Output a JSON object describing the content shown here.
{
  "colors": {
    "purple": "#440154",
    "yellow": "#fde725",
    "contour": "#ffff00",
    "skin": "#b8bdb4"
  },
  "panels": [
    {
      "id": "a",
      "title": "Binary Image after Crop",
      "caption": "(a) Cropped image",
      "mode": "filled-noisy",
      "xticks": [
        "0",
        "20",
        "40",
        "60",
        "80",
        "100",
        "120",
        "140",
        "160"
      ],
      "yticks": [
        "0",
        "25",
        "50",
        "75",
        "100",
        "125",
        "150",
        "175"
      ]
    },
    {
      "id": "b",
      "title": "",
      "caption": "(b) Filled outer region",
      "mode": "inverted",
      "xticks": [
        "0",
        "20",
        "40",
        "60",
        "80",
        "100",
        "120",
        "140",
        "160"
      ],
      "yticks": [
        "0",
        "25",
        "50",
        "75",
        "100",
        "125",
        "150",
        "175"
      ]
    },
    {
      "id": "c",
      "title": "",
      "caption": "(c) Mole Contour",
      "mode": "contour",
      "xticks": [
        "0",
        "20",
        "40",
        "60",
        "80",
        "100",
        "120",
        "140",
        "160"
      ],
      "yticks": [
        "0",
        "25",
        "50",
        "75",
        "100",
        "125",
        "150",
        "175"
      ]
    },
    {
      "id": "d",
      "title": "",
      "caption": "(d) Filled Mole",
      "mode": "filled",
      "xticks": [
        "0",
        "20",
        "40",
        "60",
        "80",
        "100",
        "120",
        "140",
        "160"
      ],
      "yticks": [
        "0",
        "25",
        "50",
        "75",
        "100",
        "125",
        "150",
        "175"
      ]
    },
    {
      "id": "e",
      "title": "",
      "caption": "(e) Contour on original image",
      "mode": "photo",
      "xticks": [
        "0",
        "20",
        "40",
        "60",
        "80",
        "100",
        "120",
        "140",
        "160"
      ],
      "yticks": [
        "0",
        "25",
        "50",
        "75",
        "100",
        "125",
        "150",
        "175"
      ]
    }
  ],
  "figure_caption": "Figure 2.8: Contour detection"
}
:::
**Problem description:** All of the records must be repeated exactly.

**Reply:**
Output a JSON object describing the content shown here.
{
  "colors": {
    "purple": "#440154",
    "yellow": "#fde725",
    "contour": "#ffff00",
    "skin": "#b8bdb4"
  },
  "panels": [
    {
      "id": "a",
      "title": "Binary Image after Crop",
      "caption": "(a) Cropped image",
      "mode": "filled-noisy",
      "xticks": [
        "0",
        "20",
        "40",
        "60",
        "80",
        "100",
        "120",
        "140",
        "160"
      ],
      "yticks": [
        "0",
        "25",
        "50",
        "75",
        "100",
        "125",
        "150",
        "175"
      ]
    },
    {
      "id": "b",
      "title": "",
      "caption": "(b) Filled outer region",
      "mode": "inverted",
      "xticks": [
        "0",
        "20",
        "40",
        "60",
        "80",
        "100",
        "120",
        "140",
        "160"
      ],
      "yticks": [
        "0",
        "25",
        "50",
        "75",
        "100",
        "125",
        "150",
        "175"
      ]
    },
    {
      "id": "c",
      "title": "",
      "caption": "(c) Mole Contour",
      "mode": "contour",
      "xticks": [
        "0",
        "20",
        "40",
        "60",
        "80",
        "100",
        "120",
        "140",
        "160"
      ],
      "yticks": [
        "0",
        "25",
        "50",
        "75",
        "100",
        "125",
        "150",
        "175"
      ]
    },
    {
      "id": "d",
      "title": "",
      "caption": "(d) Filled Mole",
      "mode": "filled",
      "xticks": [
        "0",
        "20",
        "40",
        "60",
        "80",
        "100",
        "120",
        "140",
        "160"
      ],
      "yticks": [
        "0",
        "25",
        "50",
        "75",
        "100",
        "125",
        "150",
        "175"
      ]
    },
    {
      "id": "e",
      "title": "",
      "caption": "(e) Contour on original image",
      "mode": "photo",
      "xticks": [
        "0",
        "20",
        "40",
        "60",
        "80",
        "100",
        "120",
        "140",
        "160"
      ],
      "yticks": [
        "0",
        "25",
        "50",
        "75",
        "100",
        "125",
        "150",
        "175"
      ]
    }
  ],
  "figure_caption": "Figure 2.8: Contour detection"
}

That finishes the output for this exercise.